EXCERPTED TEXT:
+ + + +

Location
- 3951 S Pantano Rd Tucson, Arizona United States 32°10′34″N 110°49′21″W﻿ / ﻿32.176128°N 110.822543°W

Information
- Type: Public
- Established: September 2, 1969
- School district: Tucson Unified School District
- CEEB code: 030513
- Principal: Tamara Ray
- Staff: 26.60 (FTE)
- Enrollment: 333 (2023-2024)
- Student to teacher ratio: 12.52
- Colors: Green and gold
- Team name: Eagles
- Website: santaritahs.tusd1.org

= Santa Rita High School =

Santa Rita High School is located in Groves Lincoln Park, Tucson, Arizona. The school was established in 1969. It was named after the Santa Rita Mountains, one of the mountain ranges surrounding the Tucson valley. Contemporary establishments Sahuaro High School and Sabino High School have similar facilities. The campus has three main two-story classroom buildings where most classes are held. The school educated about 950 students from grades 9 to 12. Graduating classes usually consisted of 300 students. In recent years, enrollment at Santa Rita has dropped. As of the 2023 school year, enrollment was at 392.

In the 1984–85 school year, it was honored as a Blue Ribbon school.

==Campus==

Most classes are held in the one, two, and three hundred buildings with a few such as Band, Choir, Adv. Culinary Arts, Welding, Construction, Automotive Technology, and Drama held in other buildings. Vocational programs are held in the northernmost building of the campus.

Recently Santa Rita has expanded by adding a secondary, more current gymnasium to their campus.

+ + + +

RECORDS FOR THE EXERCISE:
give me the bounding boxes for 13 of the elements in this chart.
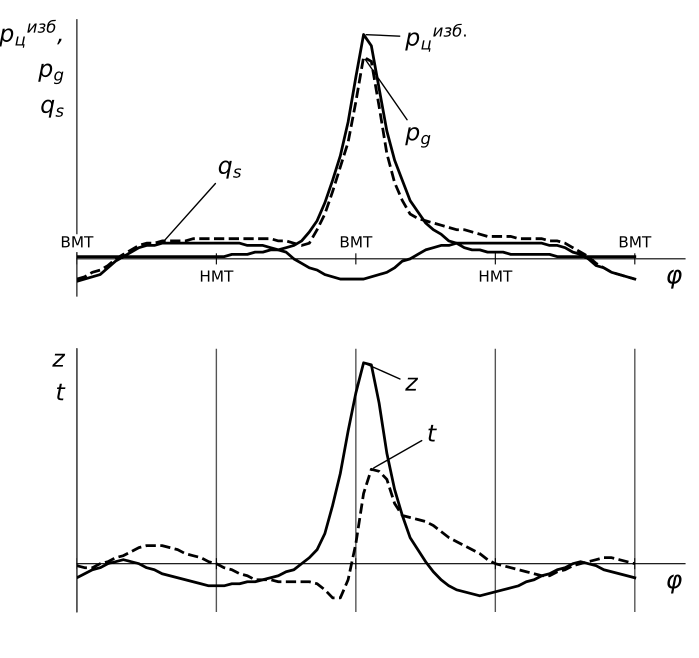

+ + + +

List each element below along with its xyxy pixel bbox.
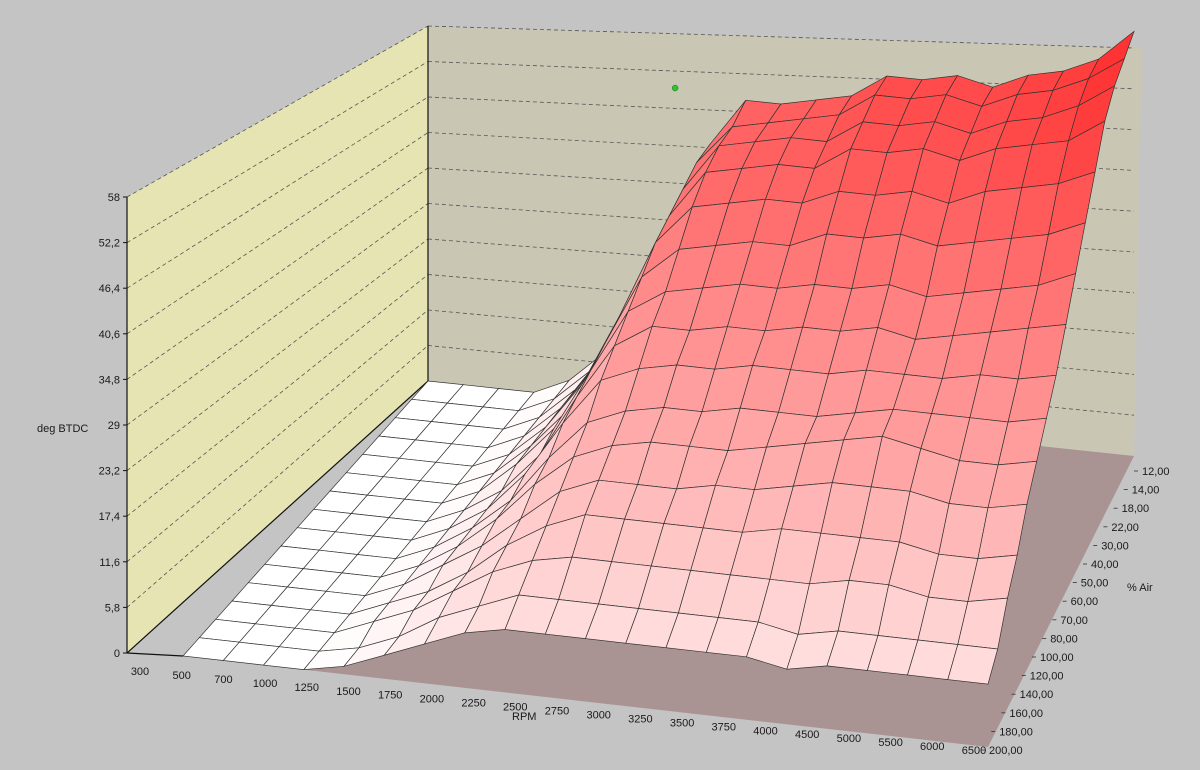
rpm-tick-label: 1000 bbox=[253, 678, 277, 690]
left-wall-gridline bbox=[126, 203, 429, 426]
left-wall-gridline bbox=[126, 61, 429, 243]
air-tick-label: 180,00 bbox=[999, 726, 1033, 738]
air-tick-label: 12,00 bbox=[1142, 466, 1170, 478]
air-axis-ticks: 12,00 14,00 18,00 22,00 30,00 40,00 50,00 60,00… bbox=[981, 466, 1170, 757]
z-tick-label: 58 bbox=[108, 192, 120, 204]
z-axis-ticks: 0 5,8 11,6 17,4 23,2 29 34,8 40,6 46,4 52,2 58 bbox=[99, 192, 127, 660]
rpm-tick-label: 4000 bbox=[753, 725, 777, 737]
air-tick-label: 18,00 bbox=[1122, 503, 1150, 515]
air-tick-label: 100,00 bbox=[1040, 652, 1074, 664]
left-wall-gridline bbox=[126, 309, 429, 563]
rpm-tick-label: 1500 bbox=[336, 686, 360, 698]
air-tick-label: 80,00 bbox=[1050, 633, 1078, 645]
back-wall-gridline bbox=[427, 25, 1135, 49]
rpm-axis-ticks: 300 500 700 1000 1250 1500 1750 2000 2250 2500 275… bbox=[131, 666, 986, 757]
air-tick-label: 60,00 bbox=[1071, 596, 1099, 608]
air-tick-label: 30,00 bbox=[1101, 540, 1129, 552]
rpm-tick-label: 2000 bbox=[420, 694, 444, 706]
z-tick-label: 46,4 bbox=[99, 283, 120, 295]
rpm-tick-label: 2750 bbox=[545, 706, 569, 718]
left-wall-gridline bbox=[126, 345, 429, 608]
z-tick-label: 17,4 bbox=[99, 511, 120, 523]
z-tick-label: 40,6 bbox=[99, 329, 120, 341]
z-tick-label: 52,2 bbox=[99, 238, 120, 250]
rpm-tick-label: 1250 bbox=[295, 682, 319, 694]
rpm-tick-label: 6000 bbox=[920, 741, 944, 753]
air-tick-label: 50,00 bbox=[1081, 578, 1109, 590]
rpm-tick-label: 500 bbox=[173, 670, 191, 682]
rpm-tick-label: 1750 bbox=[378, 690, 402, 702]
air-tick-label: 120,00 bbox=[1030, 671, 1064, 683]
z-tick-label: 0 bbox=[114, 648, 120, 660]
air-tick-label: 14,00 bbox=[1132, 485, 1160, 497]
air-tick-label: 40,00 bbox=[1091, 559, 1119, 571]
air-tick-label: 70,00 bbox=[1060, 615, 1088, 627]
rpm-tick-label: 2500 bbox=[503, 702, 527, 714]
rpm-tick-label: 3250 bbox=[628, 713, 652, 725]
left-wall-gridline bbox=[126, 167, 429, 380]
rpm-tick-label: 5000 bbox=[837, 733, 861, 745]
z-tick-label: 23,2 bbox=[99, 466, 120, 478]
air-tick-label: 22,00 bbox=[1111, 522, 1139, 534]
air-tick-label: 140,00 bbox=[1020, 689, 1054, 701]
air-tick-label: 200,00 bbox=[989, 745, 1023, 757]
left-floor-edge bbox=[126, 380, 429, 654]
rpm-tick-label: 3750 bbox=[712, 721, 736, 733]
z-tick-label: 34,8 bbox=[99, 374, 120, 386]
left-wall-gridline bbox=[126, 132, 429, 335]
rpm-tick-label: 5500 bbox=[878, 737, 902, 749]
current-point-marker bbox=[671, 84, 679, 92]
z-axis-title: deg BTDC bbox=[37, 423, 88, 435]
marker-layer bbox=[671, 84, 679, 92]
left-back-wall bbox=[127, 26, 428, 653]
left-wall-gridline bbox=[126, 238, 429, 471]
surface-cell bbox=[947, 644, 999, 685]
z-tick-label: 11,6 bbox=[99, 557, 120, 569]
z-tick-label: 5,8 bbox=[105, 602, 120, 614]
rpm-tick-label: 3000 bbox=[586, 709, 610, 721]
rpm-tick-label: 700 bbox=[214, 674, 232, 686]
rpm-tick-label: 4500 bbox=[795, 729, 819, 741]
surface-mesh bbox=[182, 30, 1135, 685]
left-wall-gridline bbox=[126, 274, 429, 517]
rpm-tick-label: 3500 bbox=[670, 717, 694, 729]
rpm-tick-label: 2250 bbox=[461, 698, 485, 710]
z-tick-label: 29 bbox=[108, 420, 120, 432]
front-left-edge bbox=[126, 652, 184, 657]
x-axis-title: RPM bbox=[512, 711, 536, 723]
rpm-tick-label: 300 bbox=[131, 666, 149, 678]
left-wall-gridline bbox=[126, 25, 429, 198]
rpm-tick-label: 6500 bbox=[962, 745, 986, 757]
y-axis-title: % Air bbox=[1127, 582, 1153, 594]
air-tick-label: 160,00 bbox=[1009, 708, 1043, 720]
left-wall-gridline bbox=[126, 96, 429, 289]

+ + + +

WHAT TO WORK ON:
• 1. Could you recast the listing, everything from the line containing "List each element" down to the line containing "air-tick-label: 12,00 bbox=[1142, 466, 1170, 478]" with both ends included, as a two-column CSV with the headers request and response? Give one row per request, put each value in a single quoted field with line breaks turned into spaces, and leave the pictures out.
• 2. Can you continue the Santa Rita High School article from where it stops?
The Santa Rita High School article and the listing are unrelated to each other.

RESULTS OF THE TASKS:
• 1.
request,response
"List each element below along with its xyxy pixel bbox.","rpm-tick-label: 1000 bbox=[253, 678, 277, 690] left-wall-gridline bbox=[126, 203, 429, 426] left-wall-gridline bbox=[126, 61, 429, 243] air-tick-label: 180,00 bbox=[999, 726, 1033, 738] air-tick-label: 12,00 bbox=[1142, 466, 1170, 478]"

• 2.
==Athletics==

===Football===

In the summer of 2007 it was announced that Santa Rita would be hiring a new football coach, Jeff Scurran. After a 0-10 2006–2007 season, the Eagles underwent a radical transformation to an 11-2 team, falling one game short of the championship game. For the next two seasons, the Eagles went to the title game but came up short. The 2008-2009 team had a record of 12-2 and lost to the defending champions from Notre Dame Preparatory High School by a score of 30–26. The 2009-2010 team returned to the state championship with a record of 11–3, but they lost in the coach's final game at the school as Cactus High School would shut them out 14–0.

In 2022, the Eagles were forced to forfeit most of their games due to academic issues and injuries. In Fall 2023, a 33-player squad under new head coach, Doug Smith took the field.

===Basketball===
In 98’-‘99 school year, the Eagles led by Coach Ferguson, defeated Thunderbird High for the 4A Boys state title.

In 2009–2010 school year the Eagles won the state championship for 4A-II boys' basketball.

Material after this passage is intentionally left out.